Task description
Below are the records; pull every line that includes "Щорса".

(Data entries)
-- -- --

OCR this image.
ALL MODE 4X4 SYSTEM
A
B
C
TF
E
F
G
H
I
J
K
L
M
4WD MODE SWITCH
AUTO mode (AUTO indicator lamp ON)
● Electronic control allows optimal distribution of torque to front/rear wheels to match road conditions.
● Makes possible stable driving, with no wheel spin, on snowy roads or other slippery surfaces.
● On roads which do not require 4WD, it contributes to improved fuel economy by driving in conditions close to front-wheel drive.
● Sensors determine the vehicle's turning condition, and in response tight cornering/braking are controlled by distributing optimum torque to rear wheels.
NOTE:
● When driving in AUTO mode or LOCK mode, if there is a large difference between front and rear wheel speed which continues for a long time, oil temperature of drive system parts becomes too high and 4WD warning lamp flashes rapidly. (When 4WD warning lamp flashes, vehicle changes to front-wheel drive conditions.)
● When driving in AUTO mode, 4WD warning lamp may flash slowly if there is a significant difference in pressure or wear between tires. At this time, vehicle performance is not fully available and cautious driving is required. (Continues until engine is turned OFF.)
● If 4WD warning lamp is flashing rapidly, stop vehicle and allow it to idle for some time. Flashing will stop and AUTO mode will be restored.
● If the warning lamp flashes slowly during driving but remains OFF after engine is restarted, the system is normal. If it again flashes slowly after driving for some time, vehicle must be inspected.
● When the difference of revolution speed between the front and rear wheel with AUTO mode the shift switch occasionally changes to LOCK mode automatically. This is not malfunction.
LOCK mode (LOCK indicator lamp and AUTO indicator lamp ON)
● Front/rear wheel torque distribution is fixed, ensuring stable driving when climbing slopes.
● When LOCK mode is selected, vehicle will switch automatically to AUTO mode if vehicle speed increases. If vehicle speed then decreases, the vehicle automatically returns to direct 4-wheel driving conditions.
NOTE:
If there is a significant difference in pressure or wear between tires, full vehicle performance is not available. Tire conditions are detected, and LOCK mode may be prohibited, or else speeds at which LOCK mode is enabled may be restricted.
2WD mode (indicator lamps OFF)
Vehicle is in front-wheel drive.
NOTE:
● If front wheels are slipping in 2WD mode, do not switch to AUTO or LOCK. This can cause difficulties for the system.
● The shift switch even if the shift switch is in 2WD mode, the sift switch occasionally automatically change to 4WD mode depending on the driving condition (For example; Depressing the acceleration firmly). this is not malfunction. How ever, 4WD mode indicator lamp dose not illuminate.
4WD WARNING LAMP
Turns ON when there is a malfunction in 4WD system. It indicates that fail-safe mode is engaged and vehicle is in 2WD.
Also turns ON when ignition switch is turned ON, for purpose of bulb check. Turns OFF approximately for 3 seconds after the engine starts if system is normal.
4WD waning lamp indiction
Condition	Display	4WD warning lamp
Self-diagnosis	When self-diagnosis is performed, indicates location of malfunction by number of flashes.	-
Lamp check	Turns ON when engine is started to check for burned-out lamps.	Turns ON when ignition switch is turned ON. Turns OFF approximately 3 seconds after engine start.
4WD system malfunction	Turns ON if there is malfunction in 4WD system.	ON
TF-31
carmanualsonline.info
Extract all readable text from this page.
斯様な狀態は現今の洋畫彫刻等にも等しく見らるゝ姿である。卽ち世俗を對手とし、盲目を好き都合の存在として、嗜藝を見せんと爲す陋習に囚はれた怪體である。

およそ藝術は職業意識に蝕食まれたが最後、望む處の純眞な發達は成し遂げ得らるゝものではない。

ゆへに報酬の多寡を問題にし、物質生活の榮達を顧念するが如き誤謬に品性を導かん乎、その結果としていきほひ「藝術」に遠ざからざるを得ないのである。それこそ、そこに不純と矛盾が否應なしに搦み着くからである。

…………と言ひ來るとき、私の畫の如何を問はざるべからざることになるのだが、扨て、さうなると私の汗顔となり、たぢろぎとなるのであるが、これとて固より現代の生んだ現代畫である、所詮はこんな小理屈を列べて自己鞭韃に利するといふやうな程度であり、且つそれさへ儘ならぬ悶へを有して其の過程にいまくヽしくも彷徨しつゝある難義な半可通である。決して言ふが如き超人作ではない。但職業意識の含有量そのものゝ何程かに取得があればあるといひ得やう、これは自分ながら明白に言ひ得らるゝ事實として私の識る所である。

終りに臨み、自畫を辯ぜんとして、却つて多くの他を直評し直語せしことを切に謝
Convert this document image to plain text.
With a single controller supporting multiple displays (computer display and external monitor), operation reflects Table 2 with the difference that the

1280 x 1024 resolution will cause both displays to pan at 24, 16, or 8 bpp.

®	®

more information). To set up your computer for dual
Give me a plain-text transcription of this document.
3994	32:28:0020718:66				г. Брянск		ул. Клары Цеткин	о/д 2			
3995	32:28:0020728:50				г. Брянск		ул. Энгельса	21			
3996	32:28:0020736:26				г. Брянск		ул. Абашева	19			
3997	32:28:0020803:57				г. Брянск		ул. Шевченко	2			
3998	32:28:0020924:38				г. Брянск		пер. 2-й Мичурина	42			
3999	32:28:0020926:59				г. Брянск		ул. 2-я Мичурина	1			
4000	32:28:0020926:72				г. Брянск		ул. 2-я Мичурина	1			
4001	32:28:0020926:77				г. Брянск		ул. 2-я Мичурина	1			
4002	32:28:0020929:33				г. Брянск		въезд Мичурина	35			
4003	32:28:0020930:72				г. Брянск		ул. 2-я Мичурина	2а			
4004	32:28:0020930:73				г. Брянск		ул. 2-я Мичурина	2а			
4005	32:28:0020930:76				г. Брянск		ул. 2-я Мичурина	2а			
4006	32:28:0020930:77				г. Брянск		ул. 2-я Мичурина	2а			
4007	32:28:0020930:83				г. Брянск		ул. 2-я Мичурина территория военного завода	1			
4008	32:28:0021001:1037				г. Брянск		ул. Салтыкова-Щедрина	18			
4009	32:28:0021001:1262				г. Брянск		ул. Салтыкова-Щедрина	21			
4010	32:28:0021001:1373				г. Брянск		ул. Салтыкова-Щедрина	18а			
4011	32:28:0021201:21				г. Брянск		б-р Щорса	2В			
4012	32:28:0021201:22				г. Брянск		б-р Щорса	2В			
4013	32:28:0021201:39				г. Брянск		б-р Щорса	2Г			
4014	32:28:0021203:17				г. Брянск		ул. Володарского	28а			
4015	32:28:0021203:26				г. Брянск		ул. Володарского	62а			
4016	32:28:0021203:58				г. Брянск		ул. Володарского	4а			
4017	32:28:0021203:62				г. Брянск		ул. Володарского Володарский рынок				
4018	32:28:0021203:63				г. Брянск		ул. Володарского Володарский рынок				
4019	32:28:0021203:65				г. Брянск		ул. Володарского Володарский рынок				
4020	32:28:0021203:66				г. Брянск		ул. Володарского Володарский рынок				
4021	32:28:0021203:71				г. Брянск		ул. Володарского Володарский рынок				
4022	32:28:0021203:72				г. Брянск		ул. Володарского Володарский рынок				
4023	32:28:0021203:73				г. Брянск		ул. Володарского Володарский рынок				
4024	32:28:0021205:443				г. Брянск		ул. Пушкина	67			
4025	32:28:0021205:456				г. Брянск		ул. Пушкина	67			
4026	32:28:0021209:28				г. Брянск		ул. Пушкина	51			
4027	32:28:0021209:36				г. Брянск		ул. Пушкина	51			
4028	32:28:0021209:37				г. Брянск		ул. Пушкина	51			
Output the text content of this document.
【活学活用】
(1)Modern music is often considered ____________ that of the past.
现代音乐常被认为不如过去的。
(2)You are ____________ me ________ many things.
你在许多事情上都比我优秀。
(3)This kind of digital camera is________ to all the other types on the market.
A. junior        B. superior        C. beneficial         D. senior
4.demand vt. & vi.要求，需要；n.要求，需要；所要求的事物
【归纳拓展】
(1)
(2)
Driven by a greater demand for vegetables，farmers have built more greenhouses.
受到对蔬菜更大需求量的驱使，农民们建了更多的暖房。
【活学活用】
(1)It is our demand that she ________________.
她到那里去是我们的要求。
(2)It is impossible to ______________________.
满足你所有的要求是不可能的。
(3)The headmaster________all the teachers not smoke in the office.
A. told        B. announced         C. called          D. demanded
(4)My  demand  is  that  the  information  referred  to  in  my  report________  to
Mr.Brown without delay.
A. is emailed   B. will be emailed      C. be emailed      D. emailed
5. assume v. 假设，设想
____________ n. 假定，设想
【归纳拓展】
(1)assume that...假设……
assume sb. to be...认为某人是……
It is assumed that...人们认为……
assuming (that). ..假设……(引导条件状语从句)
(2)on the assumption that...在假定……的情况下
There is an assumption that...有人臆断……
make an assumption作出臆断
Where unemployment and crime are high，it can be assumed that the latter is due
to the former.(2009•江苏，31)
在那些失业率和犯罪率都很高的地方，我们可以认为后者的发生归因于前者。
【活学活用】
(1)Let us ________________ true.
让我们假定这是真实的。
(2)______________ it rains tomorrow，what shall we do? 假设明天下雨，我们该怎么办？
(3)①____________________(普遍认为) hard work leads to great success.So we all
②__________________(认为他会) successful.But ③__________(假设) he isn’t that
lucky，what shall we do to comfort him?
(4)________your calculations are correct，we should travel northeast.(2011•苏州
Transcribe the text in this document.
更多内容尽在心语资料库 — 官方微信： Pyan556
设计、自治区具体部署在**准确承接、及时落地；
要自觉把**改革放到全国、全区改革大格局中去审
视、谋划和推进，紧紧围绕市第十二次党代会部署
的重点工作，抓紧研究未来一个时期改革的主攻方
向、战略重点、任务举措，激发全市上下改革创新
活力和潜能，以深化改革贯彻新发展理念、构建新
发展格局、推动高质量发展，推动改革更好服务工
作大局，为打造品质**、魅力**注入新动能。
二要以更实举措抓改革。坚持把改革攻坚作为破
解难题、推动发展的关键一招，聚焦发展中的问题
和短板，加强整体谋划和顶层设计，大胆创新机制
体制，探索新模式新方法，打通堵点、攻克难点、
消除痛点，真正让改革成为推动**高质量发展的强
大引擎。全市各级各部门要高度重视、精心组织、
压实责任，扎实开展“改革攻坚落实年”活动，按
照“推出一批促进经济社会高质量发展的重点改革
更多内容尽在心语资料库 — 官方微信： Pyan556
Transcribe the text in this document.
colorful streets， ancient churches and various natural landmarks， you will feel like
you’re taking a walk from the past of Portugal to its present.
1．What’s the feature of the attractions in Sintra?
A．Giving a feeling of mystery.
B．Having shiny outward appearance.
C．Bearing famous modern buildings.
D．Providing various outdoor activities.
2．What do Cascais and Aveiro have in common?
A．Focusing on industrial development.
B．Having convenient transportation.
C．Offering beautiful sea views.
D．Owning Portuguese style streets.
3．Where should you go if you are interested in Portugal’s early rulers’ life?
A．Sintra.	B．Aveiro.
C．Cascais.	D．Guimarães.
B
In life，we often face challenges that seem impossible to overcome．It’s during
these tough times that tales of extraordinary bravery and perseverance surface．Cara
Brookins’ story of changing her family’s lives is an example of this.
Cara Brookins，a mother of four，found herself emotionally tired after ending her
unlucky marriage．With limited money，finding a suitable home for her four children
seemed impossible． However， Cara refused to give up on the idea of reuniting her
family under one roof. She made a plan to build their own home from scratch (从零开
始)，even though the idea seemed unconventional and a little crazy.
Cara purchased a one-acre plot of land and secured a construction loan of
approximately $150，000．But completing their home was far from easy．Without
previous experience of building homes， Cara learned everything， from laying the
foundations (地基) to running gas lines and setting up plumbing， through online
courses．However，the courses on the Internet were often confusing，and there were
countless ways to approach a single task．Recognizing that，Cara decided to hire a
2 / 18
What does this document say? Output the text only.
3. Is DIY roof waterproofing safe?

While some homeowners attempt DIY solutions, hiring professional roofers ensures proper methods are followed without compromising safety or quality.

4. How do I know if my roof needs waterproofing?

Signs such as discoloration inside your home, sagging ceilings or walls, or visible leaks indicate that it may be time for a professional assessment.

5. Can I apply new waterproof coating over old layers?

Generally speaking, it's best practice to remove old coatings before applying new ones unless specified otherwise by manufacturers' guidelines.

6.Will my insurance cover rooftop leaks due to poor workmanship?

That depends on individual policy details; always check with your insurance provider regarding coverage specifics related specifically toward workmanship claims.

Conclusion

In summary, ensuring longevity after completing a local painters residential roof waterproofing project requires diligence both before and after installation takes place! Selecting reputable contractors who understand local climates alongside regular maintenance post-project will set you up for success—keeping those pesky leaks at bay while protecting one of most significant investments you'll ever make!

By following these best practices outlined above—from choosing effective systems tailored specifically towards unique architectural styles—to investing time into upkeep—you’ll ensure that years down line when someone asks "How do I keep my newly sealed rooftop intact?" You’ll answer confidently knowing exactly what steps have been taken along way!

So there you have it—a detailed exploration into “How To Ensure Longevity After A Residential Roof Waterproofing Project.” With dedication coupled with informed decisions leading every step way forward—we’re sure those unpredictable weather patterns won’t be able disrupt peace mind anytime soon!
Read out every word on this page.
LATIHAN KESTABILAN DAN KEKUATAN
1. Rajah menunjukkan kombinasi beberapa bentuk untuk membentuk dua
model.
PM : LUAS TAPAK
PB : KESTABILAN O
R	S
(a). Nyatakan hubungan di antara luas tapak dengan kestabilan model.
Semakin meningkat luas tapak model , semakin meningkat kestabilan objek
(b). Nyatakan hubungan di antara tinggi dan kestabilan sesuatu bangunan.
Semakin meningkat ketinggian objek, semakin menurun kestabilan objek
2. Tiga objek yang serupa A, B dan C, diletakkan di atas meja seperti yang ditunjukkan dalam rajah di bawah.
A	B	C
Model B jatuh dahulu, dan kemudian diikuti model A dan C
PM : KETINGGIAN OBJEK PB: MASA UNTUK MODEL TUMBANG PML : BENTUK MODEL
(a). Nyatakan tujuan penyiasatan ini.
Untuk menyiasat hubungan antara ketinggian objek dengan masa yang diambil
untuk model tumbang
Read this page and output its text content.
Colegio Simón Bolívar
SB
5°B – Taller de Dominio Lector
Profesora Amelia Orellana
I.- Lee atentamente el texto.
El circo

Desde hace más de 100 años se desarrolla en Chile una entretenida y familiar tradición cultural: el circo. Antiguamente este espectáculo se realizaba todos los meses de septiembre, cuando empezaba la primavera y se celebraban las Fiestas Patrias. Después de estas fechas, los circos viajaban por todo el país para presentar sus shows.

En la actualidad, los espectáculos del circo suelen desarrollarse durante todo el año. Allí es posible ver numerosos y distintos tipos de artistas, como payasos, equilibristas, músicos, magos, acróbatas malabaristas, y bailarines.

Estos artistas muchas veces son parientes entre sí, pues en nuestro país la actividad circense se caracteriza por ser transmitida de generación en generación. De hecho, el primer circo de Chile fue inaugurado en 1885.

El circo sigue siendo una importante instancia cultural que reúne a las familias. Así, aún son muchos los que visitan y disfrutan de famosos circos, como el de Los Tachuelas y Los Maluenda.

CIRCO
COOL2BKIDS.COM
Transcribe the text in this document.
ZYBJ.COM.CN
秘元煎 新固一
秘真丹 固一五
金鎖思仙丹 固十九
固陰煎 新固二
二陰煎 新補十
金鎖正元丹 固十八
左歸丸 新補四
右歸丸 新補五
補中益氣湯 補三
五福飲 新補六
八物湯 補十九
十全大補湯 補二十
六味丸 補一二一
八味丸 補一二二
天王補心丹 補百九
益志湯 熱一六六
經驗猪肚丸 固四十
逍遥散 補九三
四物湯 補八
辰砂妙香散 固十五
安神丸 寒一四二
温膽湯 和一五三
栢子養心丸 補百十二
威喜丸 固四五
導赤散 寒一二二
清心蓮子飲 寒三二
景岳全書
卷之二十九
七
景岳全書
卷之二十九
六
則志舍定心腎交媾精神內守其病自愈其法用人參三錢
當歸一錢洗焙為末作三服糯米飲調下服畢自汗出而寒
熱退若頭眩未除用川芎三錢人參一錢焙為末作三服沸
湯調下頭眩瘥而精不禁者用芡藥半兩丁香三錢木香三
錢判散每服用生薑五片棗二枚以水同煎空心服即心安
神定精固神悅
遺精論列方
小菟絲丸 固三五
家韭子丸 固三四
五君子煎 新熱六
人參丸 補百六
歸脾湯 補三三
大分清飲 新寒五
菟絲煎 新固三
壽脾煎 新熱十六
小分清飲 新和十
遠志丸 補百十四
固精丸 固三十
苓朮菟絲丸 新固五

-- -- --

The answer
4011	32:28:0021201:21				г. Брянск		б-р Щорса	2В			
4012	32:28:0021201:22				г. Брянск		б-р Щорса	2В			
4013	32:28:0021201:39				г. Брянск		б-р Щорса	2Г			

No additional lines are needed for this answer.